▸ The request
Every record here should be printed again exactly.

▸ Material provided
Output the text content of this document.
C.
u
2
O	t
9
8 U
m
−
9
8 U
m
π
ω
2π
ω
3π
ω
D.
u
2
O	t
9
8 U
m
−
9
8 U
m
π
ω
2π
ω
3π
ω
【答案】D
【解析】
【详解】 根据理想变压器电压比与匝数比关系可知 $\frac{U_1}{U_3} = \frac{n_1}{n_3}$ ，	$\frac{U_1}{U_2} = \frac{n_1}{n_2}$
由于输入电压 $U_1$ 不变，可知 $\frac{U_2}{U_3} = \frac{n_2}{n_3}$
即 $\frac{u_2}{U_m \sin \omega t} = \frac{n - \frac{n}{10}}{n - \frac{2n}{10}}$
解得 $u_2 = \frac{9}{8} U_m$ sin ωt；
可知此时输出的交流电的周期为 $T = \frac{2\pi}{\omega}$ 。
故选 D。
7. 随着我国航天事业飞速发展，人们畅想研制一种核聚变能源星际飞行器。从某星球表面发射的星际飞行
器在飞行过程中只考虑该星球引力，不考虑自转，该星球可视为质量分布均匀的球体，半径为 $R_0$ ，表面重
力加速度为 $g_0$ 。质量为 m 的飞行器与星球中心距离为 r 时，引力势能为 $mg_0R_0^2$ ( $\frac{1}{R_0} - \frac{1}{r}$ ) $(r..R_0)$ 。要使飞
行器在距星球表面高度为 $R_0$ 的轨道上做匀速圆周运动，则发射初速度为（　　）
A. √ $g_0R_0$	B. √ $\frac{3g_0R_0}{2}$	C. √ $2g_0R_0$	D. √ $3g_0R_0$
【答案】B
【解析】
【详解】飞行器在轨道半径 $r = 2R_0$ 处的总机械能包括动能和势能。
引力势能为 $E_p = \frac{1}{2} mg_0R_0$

▸ Answer
Output the text content of this document.
C.
u
2
O	t
9
8 U
m
−
9
8 U
m
π
ω
2π
ω
3π
ω
D.
u
2
O	t
9
8 U
m
−
9
8 U
m
π
ω
2π
ω
3π
ω
【答案】D
【解析】
【详解】 根据理想变压器电压比与匝数比关系可知 $\frac{U_1}{U_3} = \frac{n_1}{n_3}$ ，	$\frac{U_1}{U_2} = \frac{n_1}{n_2}$
由于输入电压 $U_1$ 不变，可知 $\frac{U_2}{U_3} = \frac{n_2}{n_3}$
即 $\frac{u_2}{U_m \sin \omega t} = \frac{n - \frac{n}{10}}{n - \frac{2n}{10}}$
解得 $u_2 = \frac{9}{8} U_m$ sin ωt；
可知此时输出的交流电的周期为 $T = \frac{2\pi}{\omega}$ 。
故选 D。
7. 随着我国航天事业飞速发展，人们畅想研制一种核聚变能源星际飞行器。从某星球表面发射的星际飞行
器在飞行过程中只考虑该星球引力，不考虑自转，该星球可视为质量分布均匀的球体，半径为 $R_0$ ，表面重
力加速度为 $g_0$ 。质量为 m 的飞行器与星球中心距离为 r 时，引力势能为 $mg_0R_0^2$ ( $\frac{1}{R_0} - \frac{1}{r}$ ) $(r..R_0)$ 。要使飞
行器在距星球表面高度为 $R_0$ 的轨道上做匀速圆周运动，则发射初速度为（　　）
A. √ $g_0R_0$	B. √ $\frac{3g_0R_0}{2}$	C. √ $2g_0R_0$	D. √ $3g_0R_0$
【答案】B
【解析】
【详解】飞行器在轨道半径 $r = 2R_0$ 处的总机械能包括动能和势能。
引力势能为 $E_p = \frac{1}{2} mg_0R_0$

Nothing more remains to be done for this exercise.